** WRITTEN TASK **
In the records that follow, show each line where the word "symbol" is present.

** RECORDED DATA **

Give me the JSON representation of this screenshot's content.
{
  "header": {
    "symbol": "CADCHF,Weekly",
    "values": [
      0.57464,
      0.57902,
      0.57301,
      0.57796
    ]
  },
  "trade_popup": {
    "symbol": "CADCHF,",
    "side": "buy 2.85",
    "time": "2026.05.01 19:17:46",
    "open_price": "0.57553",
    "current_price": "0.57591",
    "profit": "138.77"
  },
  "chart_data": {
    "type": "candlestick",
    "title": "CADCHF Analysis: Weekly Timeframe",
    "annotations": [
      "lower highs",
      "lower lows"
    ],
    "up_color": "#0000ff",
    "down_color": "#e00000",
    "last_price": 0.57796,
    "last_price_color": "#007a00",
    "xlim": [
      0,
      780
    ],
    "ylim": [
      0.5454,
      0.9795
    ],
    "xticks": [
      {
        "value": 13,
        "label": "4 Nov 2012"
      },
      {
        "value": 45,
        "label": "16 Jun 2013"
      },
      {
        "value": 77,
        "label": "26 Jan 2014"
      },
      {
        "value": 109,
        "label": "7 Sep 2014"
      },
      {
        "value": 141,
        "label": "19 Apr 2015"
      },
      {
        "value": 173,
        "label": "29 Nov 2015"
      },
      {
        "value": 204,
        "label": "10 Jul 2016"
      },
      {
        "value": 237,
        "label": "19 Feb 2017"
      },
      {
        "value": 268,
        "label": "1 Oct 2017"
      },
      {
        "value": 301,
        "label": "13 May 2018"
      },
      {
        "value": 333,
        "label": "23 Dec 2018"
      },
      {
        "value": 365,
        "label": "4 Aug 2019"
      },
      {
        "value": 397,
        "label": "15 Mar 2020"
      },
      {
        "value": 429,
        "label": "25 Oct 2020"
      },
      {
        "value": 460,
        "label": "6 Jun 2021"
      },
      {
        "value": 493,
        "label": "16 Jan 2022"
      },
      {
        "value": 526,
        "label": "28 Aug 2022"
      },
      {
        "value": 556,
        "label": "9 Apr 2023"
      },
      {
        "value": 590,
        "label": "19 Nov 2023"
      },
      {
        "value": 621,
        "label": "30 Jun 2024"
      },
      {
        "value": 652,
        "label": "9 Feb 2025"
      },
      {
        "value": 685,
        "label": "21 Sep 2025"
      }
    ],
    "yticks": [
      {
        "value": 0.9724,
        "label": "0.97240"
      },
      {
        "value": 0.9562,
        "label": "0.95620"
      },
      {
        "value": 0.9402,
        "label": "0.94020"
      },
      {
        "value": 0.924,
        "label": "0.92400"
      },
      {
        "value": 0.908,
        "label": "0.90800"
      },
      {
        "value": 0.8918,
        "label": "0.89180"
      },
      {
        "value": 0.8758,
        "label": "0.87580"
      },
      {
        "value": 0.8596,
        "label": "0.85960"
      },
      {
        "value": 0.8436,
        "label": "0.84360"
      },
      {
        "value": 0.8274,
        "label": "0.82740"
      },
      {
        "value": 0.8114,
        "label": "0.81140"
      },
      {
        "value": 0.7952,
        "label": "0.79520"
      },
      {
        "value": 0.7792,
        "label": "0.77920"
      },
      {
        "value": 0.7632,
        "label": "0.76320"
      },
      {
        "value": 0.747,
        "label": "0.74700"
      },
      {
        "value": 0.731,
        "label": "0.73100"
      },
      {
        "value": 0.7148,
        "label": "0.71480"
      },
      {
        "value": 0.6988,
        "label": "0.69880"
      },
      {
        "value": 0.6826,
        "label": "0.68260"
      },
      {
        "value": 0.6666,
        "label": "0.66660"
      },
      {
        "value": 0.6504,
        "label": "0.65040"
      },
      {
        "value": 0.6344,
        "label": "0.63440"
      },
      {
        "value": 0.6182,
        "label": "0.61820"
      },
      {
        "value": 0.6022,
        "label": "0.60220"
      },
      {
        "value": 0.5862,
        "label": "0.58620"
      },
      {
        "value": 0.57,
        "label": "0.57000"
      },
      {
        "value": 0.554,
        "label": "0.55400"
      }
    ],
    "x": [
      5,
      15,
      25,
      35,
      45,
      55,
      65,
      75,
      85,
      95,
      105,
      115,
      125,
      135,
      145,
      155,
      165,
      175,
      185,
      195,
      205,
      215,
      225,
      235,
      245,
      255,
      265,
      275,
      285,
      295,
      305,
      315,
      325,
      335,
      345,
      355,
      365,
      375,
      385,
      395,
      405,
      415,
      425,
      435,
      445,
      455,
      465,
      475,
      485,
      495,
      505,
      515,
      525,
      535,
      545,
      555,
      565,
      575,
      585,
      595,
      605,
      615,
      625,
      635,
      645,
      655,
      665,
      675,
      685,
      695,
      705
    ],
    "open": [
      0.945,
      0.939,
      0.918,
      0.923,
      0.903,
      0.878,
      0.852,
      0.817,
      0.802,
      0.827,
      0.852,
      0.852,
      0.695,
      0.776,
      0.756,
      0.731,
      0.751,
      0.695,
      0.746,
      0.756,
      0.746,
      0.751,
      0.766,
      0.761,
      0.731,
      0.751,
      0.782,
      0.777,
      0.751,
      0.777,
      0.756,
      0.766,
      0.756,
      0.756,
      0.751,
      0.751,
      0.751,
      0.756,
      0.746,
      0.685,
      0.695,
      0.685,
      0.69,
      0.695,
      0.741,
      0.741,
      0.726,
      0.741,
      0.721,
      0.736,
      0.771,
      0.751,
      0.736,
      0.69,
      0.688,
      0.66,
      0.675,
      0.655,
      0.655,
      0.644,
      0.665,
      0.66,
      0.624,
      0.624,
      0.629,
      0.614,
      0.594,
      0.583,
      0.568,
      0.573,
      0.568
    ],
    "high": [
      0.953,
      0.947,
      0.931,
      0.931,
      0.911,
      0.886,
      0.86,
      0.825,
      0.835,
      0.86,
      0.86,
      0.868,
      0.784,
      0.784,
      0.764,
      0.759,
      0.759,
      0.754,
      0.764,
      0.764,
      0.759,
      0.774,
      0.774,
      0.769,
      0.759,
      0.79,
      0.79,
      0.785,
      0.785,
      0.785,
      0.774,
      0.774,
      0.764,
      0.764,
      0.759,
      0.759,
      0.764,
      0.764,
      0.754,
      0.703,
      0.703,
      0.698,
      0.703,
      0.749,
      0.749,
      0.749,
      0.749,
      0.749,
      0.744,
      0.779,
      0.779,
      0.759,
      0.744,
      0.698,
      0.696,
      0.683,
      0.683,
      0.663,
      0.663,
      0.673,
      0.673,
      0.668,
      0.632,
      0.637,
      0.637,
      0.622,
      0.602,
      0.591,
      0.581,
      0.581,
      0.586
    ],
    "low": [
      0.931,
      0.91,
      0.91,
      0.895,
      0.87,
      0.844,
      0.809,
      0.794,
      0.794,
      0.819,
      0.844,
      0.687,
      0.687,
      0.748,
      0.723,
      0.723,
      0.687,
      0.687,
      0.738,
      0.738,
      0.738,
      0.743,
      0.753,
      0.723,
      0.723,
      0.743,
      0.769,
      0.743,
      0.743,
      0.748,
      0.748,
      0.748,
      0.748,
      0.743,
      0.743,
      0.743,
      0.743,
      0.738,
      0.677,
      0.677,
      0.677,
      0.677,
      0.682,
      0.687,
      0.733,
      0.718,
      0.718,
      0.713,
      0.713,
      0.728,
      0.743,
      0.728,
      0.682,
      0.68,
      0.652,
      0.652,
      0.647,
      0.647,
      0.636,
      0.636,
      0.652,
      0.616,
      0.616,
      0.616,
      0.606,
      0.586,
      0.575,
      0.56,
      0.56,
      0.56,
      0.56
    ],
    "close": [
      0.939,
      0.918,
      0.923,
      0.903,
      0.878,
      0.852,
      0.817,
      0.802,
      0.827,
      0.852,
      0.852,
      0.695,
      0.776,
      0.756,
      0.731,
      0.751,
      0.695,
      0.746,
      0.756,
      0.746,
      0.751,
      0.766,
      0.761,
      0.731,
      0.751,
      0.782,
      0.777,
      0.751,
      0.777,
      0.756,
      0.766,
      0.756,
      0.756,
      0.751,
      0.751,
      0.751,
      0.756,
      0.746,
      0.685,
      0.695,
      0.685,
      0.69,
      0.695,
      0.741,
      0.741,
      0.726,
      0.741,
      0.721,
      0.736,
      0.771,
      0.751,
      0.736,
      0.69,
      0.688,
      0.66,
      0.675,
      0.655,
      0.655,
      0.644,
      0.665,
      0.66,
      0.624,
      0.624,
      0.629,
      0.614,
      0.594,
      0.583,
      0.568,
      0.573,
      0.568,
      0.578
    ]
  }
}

** SOLUTION TO THIS PROBLEM **
    "symbol": "CADCHF,Weekly",
    "symbol": "CADCHF,",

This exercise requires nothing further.